* LISTED RECORDS *
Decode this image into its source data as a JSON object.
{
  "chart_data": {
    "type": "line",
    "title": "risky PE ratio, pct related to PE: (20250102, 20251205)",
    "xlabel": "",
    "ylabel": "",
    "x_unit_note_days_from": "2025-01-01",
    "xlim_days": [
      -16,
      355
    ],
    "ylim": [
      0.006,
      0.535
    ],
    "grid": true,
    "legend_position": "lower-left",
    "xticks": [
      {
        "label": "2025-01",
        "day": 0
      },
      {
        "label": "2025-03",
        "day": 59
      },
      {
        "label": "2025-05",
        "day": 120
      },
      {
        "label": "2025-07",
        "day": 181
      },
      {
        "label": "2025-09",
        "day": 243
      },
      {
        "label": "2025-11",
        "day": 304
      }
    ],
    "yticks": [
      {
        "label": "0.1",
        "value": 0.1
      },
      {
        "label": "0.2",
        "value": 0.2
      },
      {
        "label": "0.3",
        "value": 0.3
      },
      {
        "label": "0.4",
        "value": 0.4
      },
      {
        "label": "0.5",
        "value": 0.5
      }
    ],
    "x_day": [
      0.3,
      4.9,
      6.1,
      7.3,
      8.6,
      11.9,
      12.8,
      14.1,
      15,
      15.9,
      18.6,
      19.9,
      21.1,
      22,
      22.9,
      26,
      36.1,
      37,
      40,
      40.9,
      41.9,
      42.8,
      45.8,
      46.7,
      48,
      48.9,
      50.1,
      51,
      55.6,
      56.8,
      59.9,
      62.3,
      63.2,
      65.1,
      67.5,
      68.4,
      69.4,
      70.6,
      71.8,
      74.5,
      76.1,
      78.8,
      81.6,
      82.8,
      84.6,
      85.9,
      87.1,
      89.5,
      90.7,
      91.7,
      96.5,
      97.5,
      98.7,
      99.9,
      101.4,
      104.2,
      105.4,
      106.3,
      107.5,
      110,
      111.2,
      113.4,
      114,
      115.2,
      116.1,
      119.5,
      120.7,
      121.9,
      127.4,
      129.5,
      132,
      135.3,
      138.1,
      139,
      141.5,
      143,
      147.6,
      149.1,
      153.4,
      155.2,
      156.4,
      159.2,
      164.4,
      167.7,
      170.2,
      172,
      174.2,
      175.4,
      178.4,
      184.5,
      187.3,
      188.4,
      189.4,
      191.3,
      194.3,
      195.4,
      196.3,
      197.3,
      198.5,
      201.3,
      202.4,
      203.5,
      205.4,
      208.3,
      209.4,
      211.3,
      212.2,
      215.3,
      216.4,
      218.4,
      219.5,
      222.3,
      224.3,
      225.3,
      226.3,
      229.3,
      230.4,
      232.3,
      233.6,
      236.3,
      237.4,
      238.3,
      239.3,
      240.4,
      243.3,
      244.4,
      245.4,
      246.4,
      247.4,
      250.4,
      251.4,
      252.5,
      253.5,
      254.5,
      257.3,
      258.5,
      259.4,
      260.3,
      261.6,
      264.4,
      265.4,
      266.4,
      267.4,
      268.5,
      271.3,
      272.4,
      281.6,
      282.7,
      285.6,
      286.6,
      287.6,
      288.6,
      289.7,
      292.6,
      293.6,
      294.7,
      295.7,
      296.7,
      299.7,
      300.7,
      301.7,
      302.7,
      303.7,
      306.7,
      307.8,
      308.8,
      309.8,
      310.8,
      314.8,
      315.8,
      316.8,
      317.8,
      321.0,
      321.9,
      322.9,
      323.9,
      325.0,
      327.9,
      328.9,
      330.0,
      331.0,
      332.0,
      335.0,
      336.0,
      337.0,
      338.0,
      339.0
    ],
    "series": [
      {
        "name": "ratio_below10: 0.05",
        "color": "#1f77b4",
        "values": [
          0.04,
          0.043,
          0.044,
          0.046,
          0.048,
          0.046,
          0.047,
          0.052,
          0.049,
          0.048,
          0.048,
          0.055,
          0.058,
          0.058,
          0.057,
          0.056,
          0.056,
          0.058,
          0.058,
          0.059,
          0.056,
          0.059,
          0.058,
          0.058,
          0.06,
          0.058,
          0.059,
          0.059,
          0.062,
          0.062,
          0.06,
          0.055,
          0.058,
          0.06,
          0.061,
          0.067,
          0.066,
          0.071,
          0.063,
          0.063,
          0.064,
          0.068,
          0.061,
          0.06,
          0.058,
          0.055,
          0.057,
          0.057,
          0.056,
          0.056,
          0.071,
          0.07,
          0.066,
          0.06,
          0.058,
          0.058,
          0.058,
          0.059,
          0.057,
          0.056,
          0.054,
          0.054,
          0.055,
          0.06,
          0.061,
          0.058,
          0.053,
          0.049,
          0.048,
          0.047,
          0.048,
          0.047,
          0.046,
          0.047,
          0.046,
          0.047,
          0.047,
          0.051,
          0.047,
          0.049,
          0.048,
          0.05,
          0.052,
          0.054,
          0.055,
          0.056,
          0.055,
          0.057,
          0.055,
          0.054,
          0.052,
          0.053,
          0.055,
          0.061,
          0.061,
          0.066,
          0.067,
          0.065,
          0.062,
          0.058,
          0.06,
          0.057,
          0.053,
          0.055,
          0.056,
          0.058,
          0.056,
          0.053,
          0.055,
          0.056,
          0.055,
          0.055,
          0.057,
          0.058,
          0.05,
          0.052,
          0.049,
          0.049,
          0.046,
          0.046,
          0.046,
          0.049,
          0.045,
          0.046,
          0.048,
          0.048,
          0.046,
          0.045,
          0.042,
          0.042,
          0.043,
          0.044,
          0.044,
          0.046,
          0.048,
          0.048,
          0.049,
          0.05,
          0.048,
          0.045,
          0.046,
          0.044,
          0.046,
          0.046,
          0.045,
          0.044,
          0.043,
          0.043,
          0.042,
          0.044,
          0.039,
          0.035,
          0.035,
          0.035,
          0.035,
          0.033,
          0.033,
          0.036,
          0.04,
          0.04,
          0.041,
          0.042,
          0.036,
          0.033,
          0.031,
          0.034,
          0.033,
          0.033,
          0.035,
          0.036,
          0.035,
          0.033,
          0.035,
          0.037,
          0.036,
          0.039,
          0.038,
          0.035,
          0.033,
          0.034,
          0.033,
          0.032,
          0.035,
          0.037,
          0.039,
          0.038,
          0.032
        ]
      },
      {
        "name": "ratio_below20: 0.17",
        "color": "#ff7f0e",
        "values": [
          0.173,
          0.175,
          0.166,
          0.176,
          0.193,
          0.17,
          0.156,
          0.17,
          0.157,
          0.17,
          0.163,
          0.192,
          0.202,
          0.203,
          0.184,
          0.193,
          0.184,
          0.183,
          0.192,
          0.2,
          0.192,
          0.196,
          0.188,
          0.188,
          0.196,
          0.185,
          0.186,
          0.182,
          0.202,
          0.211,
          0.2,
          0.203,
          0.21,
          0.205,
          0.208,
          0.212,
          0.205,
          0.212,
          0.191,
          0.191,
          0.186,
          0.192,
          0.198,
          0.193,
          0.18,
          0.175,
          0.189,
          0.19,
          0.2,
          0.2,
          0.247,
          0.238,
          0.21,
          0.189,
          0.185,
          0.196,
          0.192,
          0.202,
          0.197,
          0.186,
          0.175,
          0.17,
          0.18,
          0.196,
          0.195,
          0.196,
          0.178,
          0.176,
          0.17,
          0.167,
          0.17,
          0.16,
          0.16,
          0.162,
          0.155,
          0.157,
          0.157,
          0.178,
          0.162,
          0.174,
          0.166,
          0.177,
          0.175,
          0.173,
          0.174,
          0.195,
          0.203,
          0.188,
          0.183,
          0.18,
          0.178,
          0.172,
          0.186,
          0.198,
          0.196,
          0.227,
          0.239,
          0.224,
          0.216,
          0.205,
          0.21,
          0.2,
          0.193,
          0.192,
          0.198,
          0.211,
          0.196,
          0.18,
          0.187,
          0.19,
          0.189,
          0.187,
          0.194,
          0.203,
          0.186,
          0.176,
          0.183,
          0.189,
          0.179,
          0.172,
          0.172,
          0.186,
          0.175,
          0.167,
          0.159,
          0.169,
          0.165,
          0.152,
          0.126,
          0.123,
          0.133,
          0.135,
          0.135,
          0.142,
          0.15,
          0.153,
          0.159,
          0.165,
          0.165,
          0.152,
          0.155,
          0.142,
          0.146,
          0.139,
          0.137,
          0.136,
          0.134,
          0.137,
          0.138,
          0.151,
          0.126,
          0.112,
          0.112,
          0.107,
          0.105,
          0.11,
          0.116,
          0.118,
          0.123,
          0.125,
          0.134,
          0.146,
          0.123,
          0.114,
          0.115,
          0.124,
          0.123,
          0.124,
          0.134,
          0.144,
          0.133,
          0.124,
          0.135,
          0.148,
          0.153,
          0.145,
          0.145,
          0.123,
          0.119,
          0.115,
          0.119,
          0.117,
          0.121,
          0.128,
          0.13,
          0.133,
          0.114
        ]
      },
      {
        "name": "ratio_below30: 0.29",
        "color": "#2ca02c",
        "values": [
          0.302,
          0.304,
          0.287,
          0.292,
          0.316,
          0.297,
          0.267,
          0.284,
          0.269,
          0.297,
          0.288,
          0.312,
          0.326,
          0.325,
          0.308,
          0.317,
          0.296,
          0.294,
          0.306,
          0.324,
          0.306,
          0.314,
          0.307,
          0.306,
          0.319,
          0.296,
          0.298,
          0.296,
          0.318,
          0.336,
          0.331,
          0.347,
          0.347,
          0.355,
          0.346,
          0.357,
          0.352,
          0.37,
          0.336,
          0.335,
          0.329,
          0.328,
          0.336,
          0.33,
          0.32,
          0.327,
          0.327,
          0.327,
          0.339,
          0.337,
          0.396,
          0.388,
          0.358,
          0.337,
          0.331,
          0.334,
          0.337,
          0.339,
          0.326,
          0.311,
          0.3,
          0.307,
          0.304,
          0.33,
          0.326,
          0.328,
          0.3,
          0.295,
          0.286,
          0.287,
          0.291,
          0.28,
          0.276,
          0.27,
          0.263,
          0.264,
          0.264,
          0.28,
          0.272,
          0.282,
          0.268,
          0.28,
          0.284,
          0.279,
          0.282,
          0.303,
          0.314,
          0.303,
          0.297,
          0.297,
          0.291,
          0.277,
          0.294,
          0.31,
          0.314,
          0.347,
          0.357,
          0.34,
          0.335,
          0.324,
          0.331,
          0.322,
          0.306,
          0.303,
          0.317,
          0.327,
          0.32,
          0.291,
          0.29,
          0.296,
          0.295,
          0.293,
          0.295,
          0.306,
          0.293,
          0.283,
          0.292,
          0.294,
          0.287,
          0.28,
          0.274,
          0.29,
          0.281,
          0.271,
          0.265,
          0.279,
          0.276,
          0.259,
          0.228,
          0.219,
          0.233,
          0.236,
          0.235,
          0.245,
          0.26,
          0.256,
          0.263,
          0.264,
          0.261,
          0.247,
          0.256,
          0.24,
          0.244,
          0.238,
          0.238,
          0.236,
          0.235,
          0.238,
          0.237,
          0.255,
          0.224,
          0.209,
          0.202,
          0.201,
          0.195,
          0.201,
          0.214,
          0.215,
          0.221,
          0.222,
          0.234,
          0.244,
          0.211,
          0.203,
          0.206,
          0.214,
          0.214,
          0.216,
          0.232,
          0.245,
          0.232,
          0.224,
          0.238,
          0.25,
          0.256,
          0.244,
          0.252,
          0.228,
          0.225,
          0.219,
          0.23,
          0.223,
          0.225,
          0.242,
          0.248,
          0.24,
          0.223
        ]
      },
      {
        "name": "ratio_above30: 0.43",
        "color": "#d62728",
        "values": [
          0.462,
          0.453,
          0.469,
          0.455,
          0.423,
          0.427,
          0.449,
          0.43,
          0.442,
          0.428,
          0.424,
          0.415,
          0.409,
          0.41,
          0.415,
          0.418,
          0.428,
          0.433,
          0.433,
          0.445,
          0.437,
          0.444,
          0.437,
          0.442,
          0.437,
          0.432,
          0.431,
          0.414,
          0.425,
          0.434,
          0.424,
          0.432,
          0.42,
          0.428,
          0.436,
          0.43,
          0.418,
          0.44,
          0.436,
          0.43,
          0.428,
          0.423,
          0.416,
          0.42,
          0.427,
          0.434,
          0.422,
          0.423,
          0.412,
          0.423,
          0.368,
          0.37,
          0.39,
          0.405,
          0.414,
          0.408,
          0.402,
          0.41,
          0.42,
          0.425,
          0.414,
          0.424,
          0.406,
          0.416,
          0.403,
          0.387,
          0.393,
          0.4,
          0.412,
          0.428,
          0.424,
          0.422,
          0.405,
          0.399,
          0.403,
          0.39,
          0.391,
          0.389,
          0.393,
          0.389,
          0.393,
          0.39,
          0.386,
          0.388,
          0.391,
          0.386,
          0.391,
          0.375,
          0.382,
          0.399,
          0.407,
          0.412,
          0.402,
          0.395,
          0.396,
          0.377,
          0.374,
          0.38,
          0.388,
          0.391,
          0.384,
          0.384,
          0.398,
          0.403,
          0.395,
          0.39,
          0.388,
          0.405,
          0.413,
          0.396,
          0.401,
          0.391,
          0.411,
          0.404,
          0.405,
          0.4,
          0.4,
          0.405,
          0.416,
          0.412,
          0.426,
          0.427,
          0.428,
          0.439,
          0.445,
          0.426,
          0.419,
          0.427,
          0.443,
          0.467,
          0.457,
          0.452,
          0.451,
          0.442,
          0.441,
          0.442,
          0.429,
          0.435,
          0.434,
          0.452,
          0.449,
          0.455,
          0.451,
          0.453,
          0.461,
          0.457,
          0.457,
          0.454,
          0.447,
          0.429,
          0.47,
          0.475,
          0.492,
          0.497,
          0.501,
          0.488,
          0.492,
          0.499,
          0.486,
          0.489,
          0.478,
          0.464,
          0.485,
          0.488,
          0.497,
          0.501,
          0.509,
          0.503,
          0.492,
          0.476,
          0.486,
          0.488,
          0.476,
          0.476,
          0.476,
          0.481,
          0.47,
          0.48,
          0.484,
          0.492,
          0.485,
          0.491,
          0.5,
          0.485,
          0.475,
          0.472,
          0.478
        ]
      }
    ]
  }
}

* WRITTEN REQUEST *
Using the records above, pull out each line where the word "name" occurs.

* ANSWER IN FULL *
        "name": "ratio_below10: 0.05",
        "name": "ratio_below20: 0.17",
        "name": "ratio_below30: 0.29",
        "name": "ratio_above30: 0.43",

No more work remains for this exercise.